## WHAT THE EXERCISE ASKS
Without the pictures, print each of the records below exactly as it appears.

Data entries
----------

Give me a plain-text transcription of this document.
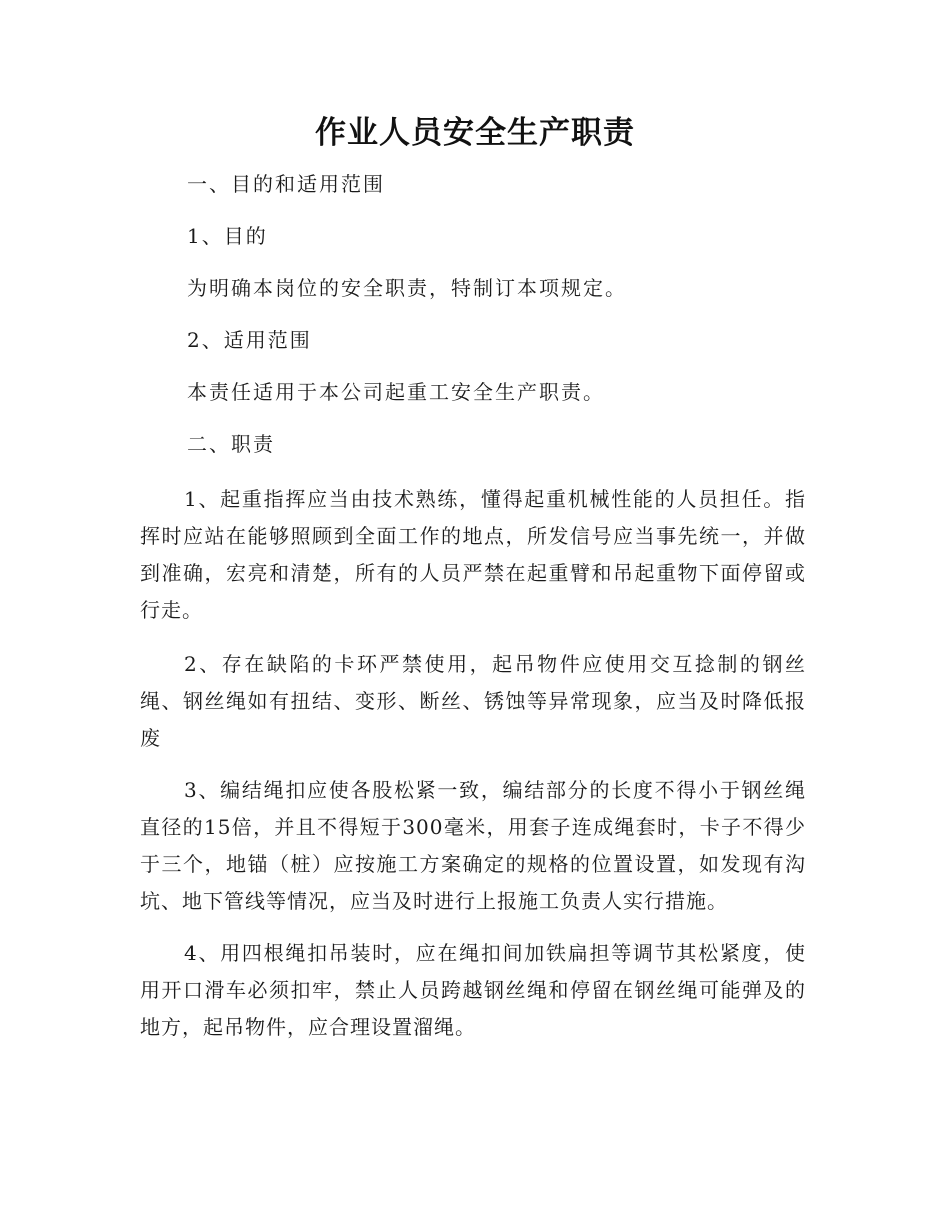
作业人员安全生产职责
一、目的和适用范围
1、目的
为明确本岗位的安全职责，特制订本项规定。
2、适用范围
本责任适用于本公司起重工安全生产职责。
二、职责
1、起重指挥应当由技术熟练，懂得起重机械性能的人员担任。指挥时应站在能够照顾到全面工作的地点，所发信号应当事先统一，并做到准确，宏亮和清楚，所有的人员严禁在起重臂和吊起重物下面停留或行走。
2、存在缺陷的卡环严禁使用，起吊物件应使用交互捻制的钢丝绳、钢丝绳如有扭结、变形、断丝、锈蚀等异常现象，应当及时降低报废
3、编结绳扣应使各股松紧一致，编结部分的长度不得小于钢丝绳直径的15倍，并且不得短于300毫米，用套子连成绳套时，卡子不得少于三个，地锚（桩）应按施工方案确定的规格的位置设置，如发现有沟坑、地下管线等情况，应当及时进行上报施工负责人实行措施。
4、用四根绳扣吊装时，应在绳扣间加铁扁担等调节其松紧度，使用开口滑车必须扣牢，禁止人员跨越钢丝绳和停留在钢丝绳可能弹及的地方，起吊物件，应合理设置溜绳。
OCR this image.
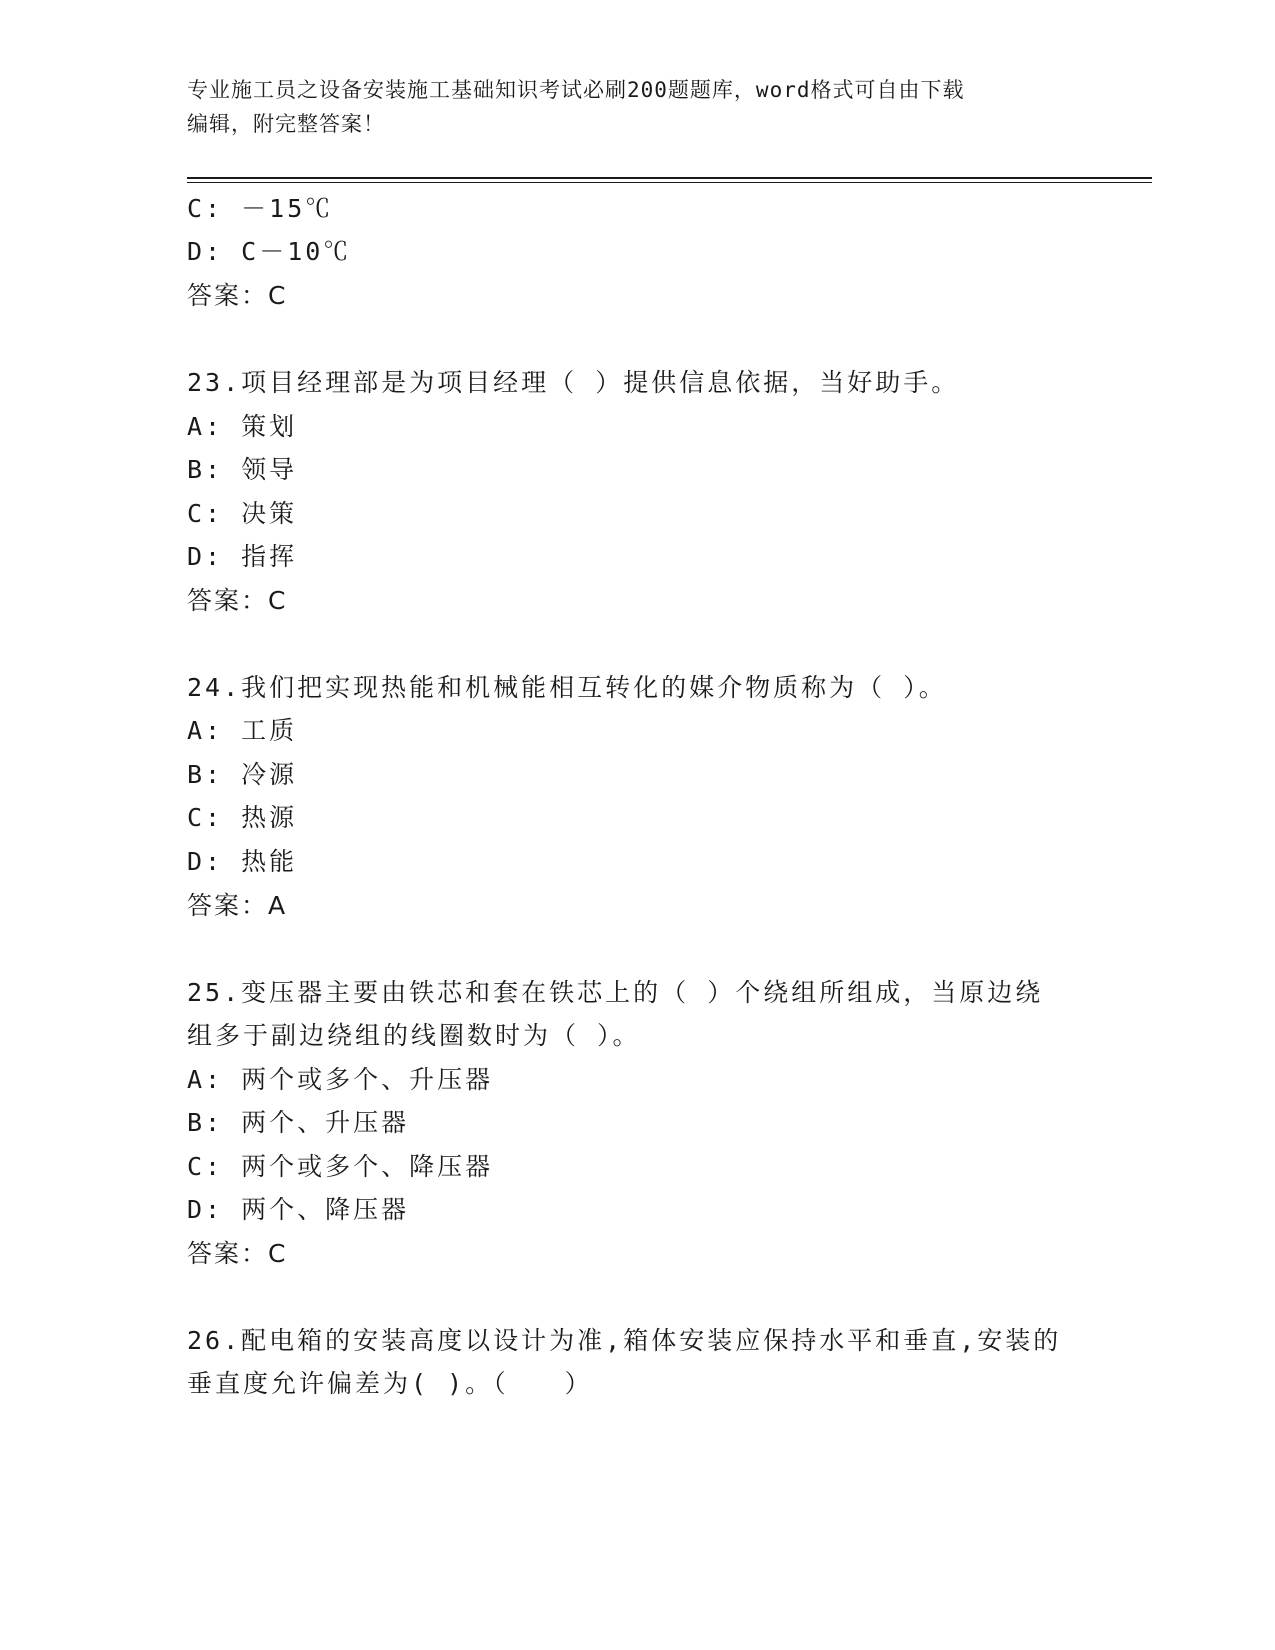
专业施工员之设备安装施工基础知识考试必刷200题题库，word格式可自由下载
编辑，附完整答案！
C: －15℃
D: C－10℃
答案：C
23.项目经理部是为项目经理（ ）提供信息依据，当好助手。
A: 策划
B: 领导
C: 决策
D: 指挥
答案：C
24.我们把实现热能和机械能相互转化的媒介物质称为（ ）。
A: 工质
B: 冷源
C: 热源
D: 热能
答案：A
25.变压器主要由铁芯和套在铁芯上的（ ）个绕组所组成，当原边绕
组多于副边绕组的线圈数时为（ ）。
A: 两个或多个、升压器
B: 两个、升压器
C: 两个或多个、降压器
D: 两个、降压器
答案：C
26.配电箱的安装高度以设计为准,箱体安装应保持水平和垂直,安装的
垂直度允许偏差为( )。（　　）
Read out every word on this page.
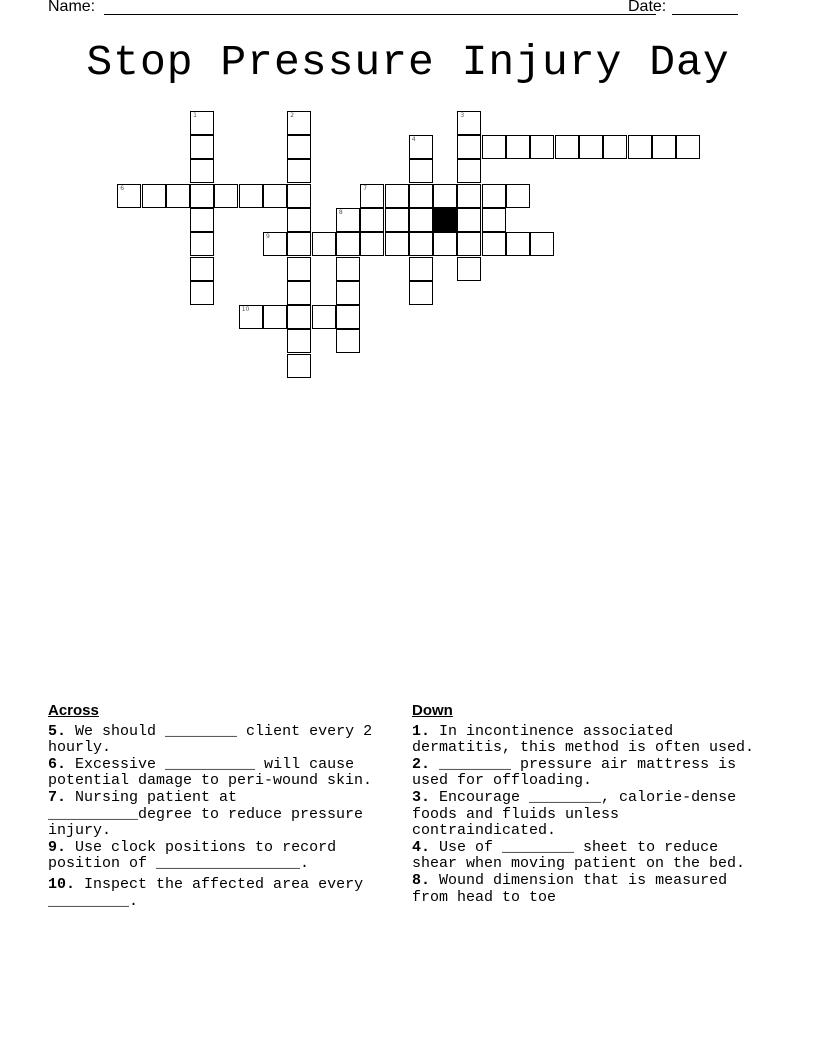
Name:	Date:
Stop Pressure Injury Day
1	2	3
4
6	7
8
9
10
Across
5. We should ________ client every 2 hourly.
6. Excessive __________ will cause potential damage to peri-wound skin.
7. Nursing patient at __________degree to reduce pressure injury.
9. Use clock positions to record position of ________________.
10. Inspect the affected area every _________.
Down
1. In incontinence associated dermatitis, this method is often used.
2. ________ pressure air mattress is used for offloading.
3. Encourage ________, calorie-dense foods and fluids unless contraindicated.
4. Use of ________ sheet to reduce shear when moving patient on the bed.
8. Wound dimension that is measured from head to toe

----------

## RESULT OF THE TASK
Give me a plain-text transcription of this document.
作业人员安全生产职责
一、目的和适用范围
1、目的
为明确本岗位的安全职责，特制订本项规定。
2、适用范围
本责任适用于本公司起重工安全生产职责。
二、职责
1、起重指挥应当由技术熟练，懂得起重机械性能的人员担任。指挥时应站在能够照顾到全面工作的地点，所发信号应当事先统一，并做到准确，宏亮和清楚，所有的人员严禁在起重臂和吊起重物下面停留或行走。
2、存在缺陷的卡环严禁使用，起吊物件应使用交互捻制的钢丝绳、钢丝绳如有扭结、变形、断丝、锈蚀等异常现象，应当及时降低报废
3、编结绳扣应使各股松紧一致，编结部分的长度不得小于钢丝绳直径的15倍，并且不得短于300毫米，用套子连成绳套时，卡子不得少于三个，地锚（桩）应按施工方案确定的规格的位置设置，如发现有沟坑、地下管线等情况，应当及时进行上报施工负责人实行措施。
4、用四根绳扣吊装时，应在绳扣间加铁扁担等调节其松紧度，使用开口滑车必须扣牢，禁止人员跨越钢丝绳和停留在钢丝绳可能弹及的地方，起吊物件，应合理设置溜绳。
OCR this image.
专业施工员之设备安装施工基础知识考试必刷200题题库，word格式可自由下载
编辑，附完整答案！
C: －15℃
D: C－10℃
答案：C
23.项目经理部是为项目经理（ ）提供信息依据，当好助手。
A: 策划
B: 领导
C: 决策
D: 指挥
答案：C
24.我们把实现热能和机械能相互转化的媒介物质称为（ ）。
A: 工质
B: 冷源
C: 热源
D: 热能
答案：A
25.变压器主要由铁芯和套在铁芯上的（ ）个绕组所组成，当原边绕
组多于副边绕组的线圈数时为（ ）。
A: 两个或多个、升压器
B: 两个、升压器
C: 两个或多个、降压器
D: 两个、降压器
答案：C
26.配电箱的安装高度以设计为准,箱体安装应保持水平和垂直,安装的
垂直度允许偏差为( )。（　　）
Read out every word on this page.
Name:	Date:
Stop Pressure Injury Day
1	2	3
4
6	7
8
9
10
Across
5. We should ________ client every 2 hourly.
6. Excessive __________ will cause potential damage to peri-wound skin.
7. Nursing patient at __________degree to reduce pressure injury.
9. Use clock positions to record position of ________________.
10. Inspect the affected area every _________.
Down
1. In incontinence associated dermatitis, this method is often used.
2. ________ pressure air mattress is used for offloading.
3. Encourage ________, calorie-dense foods and fluids unless contraindicated.
4. Use of ________ sheet to reduce shear when moving patient on the bed.
8. Wound dimension that is measured from head to toe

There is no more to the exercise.